(Data items)
+===+
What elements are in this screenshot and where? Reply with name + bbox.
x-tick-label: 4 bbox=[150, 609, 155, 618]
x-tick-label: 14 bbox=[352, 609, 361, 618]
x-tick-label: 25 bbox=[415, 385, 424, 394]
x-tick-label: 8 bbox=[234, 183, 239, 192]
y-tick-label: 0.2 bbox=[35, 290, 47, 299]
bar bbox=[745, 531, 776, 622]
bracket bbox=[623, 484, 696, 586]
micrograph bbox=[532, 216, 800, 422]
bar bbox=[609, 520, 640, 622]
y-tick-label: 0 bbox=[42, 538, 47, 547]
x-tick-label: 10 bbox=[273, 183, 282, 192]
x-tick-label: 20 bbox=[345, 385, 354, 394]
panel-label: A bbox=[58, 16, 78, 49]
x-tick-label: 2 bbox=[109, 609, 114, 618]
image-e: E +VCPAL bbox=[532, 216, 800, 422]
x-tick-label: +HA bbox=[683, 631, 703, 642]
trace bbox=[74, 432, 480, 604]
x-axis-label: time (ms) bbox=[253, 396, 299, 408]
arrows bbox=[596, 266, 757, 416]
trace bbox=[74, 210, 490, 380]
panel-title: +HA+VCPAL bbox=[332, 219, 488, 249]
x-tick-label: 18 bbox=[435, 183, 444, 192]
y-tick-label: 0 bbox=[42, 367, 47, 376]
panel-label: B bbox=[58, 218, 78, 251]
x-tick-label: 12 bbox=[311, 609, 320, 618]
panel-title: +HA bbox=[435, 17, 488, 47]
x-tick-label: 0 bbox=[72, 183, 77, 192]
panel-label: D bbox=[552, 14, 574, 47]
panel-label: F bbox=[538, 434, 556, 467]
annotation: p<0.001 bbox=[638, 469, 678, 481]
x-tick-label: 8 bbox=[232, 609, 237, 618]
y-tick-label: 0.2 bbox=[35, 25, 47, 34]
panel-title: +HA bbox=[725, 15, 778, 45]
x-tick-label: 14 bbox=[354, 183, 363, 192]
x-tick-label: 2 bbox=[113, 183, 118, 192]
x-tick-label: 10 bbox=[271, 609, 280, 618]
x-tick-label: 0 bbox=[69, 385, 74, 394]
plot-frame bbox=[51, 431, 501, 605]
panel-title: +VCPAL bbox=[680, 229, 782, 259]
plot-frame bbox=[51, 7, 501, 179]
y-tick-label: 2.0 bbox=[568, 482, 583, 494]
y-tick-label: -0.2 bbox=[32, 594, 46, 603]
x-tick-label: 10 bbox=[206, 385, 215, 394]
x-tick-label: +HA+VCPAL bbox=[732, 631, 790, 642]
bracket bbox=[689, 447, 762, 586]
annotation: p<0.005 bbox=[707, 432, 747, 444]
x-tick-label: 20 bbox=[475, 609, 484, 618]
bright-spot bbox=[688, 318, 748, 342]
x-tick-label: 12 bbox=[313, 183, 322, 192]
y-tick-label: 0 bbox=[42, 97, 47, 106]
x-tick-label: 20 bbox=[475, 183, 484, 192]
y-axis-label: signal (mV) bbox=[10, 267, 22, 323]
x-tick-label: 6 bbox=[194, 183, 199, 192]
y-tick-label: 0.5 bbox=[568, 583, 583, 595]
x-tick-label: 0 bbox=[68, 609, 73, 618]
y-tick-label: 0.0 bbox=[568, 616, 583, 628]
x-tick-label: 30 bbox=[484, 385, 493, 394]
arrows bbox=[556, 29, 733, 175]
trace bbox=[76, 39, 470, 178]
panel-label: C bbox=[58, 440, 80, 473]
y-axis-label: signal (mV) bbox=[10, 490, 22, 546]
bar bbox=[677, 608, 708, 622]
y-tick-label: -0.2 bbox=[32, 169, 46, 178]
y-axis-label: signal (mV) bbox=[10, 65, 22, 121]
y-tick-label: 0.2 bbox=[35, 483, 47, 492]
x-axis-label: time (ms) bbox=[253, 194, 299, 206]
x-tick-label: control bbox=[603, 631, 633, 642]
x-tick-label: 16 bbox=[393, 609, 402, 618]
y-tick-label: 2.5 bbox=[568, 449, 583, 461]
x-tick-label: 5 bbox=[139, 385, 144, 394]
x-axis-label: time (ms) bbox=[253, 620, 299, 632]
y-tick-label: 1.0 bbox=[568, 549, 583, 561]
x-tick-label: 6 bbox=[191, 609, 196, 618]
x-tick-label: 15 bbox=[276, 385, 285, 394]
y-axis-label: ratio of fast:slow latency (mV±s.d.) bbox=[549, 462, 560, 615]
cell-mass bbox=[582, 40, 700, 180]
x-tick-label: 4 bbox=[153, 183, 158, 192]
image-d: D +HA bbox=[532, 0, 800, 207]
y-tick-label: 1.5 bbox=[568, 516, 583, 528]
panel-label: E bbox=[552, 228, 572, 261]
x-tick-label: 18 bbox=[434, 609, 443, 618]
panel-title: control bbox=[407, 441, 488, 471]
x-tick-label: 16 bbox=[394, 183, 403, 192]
+===+
§ Instruction
Give every line of the entries above as a JSON list of strings, one string per line, leaving out any blank lines.

§ Completed exercise
[
  "What elements are in this screenshot and where? Reply with name + bbox.",
  "x-tick-label: 4 bbox=[150, 609, 155, 618]",
  "x-tick-label: 14 bbox=[352, 609, 361, 618]",
  "x-tick-label: 25 bbox=[415, 385, 424, 394]",
  "x-tick-label: 8 bbox=[234, 183, 239, 192]",
  "y-tick-label: 0.2 bbox=[35, 290, 47, 299]",
  "bar bbox=[745, 531, 776, 622]",
  "bracket bbox=[623, 484, 696, 586]",
  "micrograph bbox=[532, 216, 800, 422]",
  "bar bbox=[609, 520, 640, 622]",
  "y-tick-label: 0 bbox=[42, 538, 47, 547]",
  "x-tick-label: 10 bbox=[273, 183, 282, 192]",
  "x-tick-label: 20 bbox=[345, 385, 354, 394]",
  "panel-label: A bbox=[58, 16, 78, 49]",
  "x-tick-label: 2 bbox=[109, 609, 114, 618]",
  "image-e: E +VCPAL bbox=[532, 216, 800, 422]",
  "x-tick-label: +HA bbox=[683, 631, 703, 642]",
  "trace bbox=[74, 432, 480, 604]",
  "x-axis-label: time (ms) bbox=[253, 396, 299, 408]",
  "arrows bbox=[596, 266, 757, 416]",
  "trace bbox=[74, 210, 490, 380]",
  "panel-title: +HA+VCPAL bbox=[332, 219, 488, 249]",
  "x-tick-label: 18 bbox=[435, 183, 444, 192]",
  "y-tick-label: 0 bbox=[42, 367, 47, 376]",
  "panel-label: B bbox=[58, 218, 78, 251]",
  "x-tick-label: 12 bbox=[311, 609, 320, 618]",
  "panel-title: +HA bbox=[435, 17, 488, 47]",
  "x-tick-label: 0 bbox=[72, 183, 77, 192]",
  "panel-label: D bbox=[552, 14, 574, 47]",
  "panel-label: F bbox=[538, 434, 556, 467]",
  "annotation: p<0.001 bbox=[638, 469, 678, 481]",
  "x-tick-label: 8 bbox=[232, 609, 237, 618]",
  "y-tick-label: 0.2 bbox=[35, 25, 47, 34]",
  "panel-title: +HA bbox=[725, 15, 778, 45]",
  "x-tick-label: 14 bbox=[354, 183, 363, 192]",
  "x-tick-label: 2 bbox=[113, 183, 118, 192]",
  "x-tick-label: 10 bbox=[271, 609, 280, 618]",
  "x-tick-label: 0 bbox=[69, 385, 74, 394]",
  "plot-frame bbox=[51, 431, 501, 605]",
  "panel-title: +VCPAL bbox=[680, 229, 782, 259]",
  "plot-frame bbox=[51, 7, 501, 179]",
  "y-tick-label: 2.0 bbox=[568, 482, 583, 494]",
  "y-tick-label: -0.2 bbox=[32, 594, 46, 603]",
  "x-tick-label: 10 bbox=[206, 385, 215, 394]",
  "x-tick-label: +HA+VCPAL bbox=[732, 631, 790, 642]",
  "bracket bbox=[689, 447, 762, 586]",
  "annotation: p<0.005 bbox=[707, 432, 747, 444]",
  "x-tick-label: 20 bbox=[475, 609, 484, 618]",
  "bright-spot bbox=[688, 318, 748, 342]",
  "x-tick-label: 12 bbox=[313, 183, 322, 192]",
  "y-tick-label: 0 bbox=[42, 97, 47, 106]",
  "x-tick-label: 20 bbox=[475, 183, 484, 192]",
  "y-axis-label: signal (mV) bbox=[10, 267, 22, 323]",
  "x-tick-label: 6 bbox=[194, 183, 199, 192]",
  "y-tick-label: 0.5 bbox=[568, 583, 583, 595]",
  "x-tick-label: 0 bbox=[68, 609, 73, 618]",
  "y-tick-label: 0.0 bbox=[568, 616, 583, 628]",
  "x-tick-label: 30 bbox=[484, 385, 493, 394]",
  "arrows bbox=[556, 29, 733, 175]",
  "trace bbox=[76, 39, 470, 178]",
  "panel-label: C bbox=[58, 440, 80, 473]",
  "y-axis-label: signal (mV) bbox=[10, 490, 22, 546]",
  "bar bbox=[677, 608, 708, 622]",
  "y-tick-label: -0.2 bbox=[32, 169, 46, 178]",
  "y-axis-label: signal (mV) bbox=[10, 65, 22, 121]",
  "y-tick-label: 0.2 bbox=[35, 483, 47, 492]",
  "x-axis-label: time (ms) bbox=[253, 194, 299, 206]",
  "x-tick-label: control bbox=[603, 631, 633, 642]",
  "x-tick-label: 16 bbox=[393, 609, 402, 618]",
  "y-tick-label: 2.5 bbox=[568, 449, 583, 461]",
  "x-tick-label: 5 bbox=[139, 385, 144, 394]",
  "x-axis-label: time (ms) bbox=[253, 620, 299, 632]",
  "y-tick-label: 1.0 bbox=[568, 549, 583, 561]",
  "x-tick-label: 6 bbox=[191, 609, 196, 618]",
  "x-tick-label: 15 bbox=[276, 385, 285, 394]",
  "y-axis-label: ratio of fast:slow latency (mV±s.d.) bbox=[549, 462, 560, 615]",
  "cell-mass bbox=[582, 40, 700, 180]",
  "x-tick-label: 4 bbox=[153, 183, 158, 192]",
  "image-d: D +HA bbox=[532, 0, 800, 207]",
  "y-tick-label: 1.5 bbox=[568, 516, 583, 528]",
  "panel-label: E bbox=[552, 228, 572, 261]",
  "x-tick-label: 18 bbox=[434, 609, 443, 618]",
  "panel-title: control bbox=[407, 441, 488, 471]",
  "x-tick-label: 16 bbox=[394, 183, 403, 192]"
]